**EXERCISE DATA**
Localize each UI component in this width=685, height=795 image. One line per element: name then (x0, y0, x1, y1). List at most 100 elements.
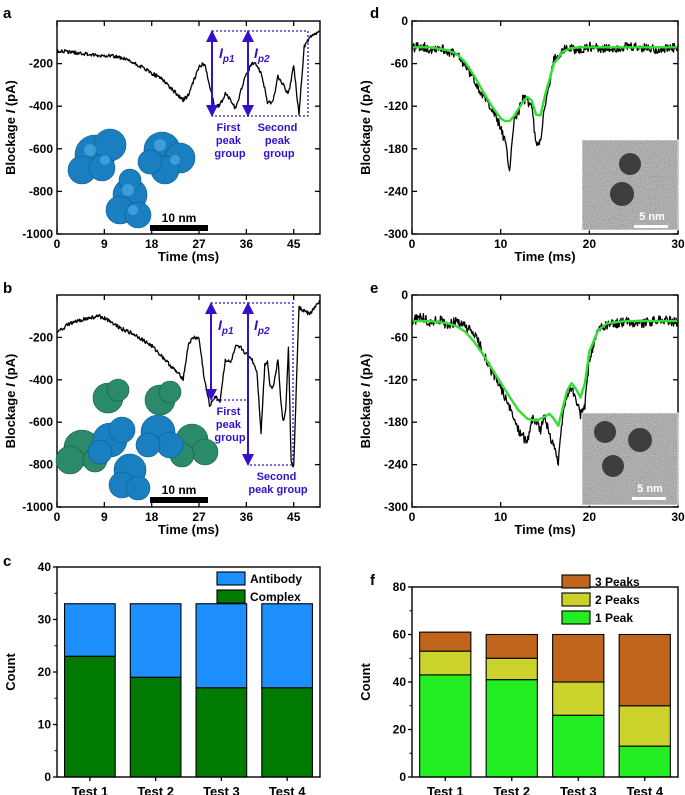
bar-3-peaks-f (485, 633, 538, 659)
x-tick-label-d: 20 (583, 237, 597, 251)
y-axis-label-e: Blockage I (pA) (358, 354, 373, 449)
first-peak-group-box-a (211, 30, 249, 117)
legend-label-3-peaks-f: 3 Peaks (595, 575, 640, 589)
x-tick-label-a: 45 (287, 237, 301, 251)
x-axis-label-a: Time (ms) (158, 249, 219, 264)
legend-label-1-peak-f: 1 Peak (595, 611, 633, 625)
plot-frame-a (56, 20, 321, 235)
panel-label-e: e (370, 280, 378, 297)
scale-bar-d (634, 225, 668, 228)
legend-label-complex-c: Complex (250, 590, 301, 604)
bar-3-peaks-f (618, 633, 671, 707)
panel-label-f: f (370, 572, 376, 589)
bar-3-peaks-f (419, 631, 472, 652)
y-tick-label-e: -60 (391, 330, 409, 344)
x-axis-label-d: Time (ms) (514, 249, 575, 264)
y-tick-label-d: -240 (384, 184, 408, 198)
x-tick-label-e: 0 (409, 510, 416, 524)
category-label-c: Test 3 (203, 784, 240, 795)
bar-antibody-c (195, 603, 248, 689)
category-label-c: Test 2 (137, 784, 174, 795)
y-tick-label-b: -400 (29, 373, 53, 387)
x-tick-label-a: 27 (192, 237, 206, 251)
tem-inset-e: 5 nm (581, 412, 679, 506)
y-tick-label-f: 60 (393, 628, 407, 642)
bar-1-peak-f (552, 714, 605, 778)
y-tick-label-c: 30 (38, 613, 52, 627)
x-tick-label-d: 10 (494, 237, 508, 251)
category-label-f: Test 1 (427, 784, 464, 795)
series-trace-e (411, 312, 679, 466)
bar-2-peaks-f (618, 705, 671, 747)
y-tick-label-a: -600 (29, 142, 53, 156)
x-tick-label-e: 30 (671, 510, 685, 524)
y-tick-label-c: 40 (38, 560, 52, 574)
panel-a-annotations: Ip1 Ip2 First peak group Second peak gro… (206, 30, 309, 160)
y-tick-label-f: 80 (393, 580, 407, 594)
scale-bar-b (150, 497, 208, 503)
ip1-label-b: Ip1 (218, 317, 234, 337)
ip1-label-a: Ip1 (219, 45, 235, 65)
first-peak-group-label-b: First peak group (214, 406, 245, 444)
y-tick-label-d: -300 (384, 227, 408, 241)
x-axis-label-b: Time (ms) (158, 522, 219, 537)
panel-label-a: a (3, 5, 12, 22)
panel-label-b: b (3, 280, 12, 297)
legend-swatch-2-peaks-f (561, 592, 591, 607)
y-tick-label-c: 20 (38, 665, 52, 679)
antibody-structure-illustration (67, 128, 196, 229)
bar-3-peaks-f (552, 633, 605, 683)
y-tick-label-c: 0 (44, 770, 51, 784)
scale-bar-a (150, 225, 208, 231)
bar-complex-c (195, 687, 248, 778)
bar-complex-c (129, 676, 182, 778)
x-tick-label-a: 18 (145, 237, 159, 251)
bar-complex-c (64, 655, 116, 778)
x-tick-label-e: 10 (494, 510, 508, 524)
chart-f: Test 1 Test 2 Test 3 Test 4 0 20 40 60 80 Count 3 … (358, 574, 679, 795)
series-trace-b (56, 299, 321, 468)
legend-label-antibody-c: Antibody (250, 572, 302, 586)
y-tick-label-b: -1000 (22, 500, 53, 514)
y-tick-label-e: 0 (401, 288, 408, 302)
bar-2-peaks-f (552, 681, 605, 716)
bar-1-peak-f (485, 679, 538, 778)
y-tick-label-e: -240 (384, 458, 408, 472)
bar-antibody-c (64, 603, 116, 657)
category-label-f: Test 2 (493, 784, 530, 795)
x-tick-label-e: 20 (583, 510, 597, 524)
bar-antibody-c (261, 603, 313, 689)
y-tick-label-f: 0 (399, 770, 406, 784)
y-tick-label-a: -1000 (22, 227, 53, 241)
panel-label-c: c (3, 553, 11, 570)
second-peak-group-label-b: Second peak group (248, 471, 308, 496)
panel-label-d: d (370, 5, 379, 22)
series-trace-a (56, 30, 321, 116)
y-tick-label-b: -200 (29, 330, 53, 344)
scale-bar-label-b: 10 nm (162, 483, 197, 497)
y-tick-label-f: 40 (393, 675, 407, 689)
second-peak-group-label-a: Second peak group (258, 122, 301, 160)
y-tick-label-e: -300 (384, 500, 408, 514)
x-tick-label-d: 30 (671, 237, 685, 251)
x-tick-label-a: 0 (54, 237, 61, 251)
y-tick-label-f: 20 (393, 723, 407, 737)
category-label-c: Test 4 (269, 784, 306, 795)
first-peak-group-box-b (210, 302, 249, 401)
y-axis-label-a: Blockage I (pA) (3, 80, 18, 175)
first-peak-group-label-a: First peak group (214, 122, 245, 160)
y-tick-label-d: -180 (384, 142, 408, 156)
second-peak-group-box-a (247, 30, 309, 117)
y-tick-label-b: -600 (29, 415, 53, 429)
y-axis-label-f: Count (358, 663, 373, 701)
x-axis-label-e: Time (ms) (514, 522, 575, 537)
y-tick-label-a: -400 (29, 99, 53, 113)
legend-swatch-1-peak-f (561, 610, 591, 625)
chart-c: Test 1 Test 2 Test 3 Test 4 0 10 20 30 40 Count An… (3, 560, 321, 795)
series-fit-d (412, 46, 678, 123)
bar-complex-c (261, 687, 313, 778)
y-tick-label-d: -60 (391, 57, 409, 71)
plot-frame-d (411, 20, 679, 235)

* * *

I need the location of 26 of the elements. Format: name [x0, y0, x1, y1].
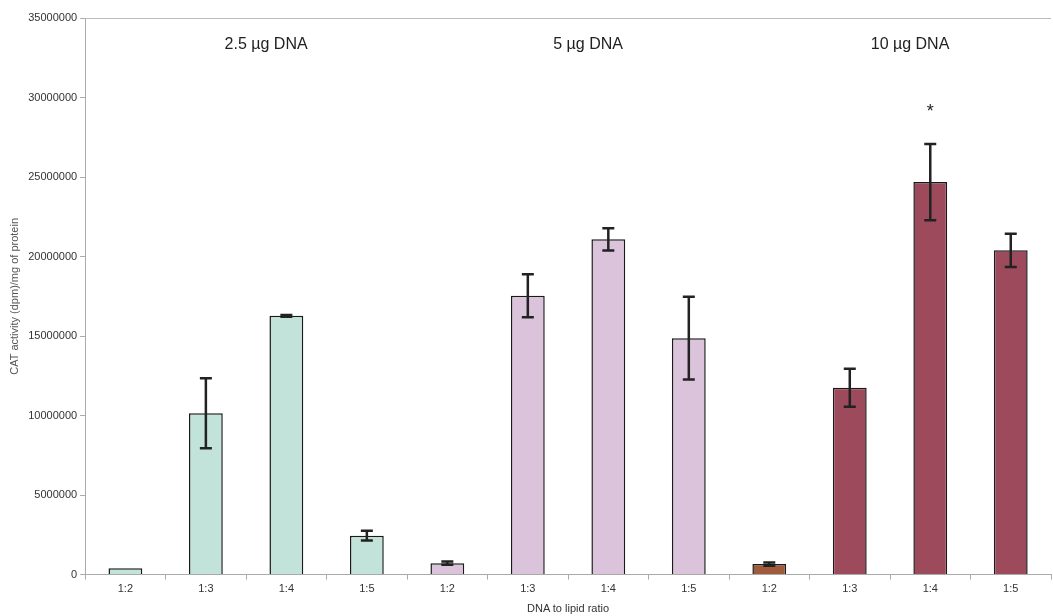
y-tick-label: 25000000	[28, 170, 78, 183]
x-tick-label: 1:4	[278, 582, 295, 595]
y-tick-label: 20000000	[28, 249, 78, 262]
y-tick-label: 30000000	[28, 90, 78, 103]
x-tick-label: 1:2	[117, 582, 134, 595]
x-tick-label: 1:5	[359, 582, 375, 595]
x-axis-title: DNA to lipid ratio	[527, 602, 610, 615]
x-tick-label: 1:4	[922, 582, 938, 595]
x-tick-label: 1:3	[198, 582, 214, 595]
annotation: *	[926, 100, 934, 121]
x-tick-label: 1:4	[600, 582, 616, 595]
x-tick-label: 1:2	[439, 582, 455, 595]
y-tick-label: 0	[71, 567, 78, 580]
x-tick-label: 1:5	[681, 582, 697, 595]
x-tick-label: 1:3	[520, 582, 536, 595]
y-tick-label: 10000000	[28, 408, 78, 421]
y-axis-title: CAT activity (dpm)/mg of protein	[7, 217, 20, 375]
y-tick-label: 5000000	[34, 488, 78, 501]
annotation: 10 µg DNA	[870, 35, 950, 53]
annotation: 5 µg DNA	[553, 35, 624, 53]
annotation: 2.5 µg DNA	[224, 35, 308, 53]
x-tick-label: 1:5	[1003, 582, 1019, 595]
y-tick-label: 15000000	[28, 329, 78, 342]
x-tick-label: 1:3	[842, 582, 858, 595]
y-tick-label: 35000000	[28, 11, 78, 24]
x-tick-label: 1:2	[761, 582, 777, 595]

**WHAT THIS TASK INVOLVES**
Determine the number of lines above holding the string "series". Reply with it and nothing more.

**EXERCISE RESULT**
4